---------- DATA TO PROCESS ----------
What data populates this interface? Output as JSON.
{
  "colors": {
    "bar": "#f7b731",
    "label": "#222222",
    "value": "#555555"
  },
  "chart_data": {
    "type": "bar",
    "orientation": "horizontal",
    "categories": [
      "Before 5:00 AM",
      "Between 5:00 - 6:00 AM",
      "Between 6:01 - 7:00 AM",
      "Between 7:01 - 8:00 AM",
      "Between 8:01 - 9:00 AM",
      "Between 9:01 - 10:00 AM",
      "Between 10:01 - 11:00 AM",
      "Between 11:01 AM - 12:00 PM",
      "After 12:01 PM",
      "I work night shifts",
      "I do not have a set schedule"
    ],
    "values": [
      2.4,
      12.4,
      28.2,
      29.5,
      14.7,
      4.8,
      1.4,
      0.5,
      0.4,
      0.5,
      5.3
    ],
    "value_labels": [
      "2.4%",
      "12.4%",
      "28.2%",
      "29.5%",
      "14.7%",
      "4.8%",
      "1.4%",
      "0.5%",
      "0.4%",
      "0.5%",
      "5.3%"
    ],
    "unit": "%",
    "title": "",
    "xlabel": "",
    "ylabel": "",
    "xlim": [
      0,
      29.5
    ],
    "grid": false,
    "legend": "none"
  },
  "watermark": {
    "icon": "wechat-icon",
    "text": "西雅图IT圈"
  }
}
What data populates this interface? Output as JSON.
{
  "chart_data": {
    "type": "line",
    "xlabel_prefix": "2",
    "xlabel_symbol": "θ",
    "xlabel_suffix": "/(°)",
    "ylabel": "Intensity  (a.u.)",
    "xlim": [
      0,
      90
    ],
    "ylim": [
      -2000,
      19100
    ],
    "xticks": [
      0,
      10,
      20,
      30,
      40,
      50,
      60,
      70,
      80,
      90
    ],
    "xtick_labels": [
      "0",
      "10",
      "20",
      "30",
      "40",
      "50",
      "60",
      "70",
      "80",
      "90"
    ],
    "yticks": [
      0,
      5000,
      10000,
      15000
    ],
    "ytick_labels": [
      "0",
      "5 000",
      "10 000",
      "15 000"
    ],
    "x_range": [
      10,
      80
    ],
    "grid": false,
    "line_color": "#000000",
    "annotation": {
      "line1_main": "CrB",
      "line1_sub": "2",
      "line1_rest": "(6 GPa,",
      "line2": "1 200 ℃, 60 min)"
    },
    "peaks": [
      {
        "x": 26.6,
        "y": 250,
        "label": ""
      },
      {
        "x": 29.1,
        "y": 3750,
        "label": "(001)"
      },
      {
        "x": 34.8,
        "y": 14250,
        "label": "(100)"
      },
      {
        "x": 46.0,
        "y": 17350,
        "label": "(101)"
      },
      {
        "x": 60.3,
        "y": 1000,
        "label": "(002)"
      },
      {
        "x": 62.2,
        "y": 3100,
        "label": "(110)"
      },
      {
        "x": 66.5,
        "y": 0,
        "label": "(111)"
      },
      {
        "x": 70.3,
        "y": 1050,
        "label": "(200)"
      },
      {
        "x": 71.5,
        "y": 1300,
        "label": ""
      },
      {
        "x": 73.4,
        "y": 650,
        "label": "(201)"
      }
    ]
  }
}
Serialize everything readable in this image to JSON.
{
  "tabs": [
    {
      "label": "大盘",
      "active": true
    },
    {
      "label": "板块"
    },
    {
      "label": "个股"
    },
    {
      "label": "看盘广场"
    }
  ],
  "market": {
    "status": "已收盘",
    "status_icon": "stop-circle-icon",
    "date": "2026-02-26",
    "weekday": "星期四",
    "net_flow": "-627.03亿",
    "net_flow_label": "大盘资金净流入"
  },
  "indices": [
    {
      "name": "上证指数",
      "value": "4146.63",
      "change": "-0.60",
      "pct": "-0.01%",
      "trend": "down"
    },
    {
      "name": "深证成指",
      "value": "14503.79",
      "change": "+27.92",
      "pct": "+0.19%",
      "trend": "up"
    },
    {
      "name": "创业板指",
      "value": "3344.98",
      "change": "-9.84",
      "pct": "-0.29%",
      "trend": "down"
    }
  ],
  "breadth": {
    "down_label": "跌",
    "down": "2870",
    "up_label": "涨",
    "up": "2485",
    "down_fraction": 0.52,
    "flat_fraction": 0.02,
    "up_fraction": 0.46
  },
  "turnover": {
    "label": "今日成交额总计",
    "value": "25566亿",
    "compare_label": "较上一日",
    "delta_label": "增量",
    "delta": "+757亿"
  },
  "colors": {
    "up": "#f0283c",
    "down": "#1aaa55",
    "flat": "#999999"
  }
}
----------
TASK GOAL: Exactly reproduce the lines from the one containing "Serialize everything readable" through the end of the records, and only those lines.

SOLUTION TO THIS PROBLEM:
Serialize everything readable in this image to JSON.
{
  "tabs": [
    {
      "label": "大盘",
      "active": true
    },
    {
      "label": "板块"
    },
    {
      "label": "个股"
    },
    {
      "label": "看盘广场"
    }
  ],
  "market": {
    "status": "已收盘",
    "status_icon": "stop-circle-icon",
    "date": "2026-02-26",
    "weekday": "星期四",
    "net_flow": "-627.03亿",
    "net_flow_label": "大盘资金净流入"
  },
  "indices": [
    {
      "name": "上证指数",
      "value": "4146.63",
      "change": "-0.60",
      "pct": "-0.01%",
      "trend": "down"
    },
    {
      "name": "深证成指",
      "value": "14503.79",
      "change": "+27.92",
      "pct": "+0.19%",
      "trend": "up"
    },
    {
      "name": "创业板指",
      "value": "3344.98",
      "change": "-9.84",
      "pct": "-0.29%",
      "trend": "down"
    }
  ],
  "breadth": {
    "down_label": "跌",
    "down": "2870",
    "up_label": "涨",
    "up": "2485",
    "down_fraction": 0.52,
    "flat_fraction": 0.02,
    "up_fraction": 0.46
  },
  "turnover": {
    "label": "今日成交额总计",
    "value": "25566亿",
    "compare_label": "较上一日",
    "delta_label": "增量",
    "delta": "+757亿"
  },
  "colors": {
    "up": "#f0283c",
    "down": "#1aaa55",
    "flat": "#999999"
  }
}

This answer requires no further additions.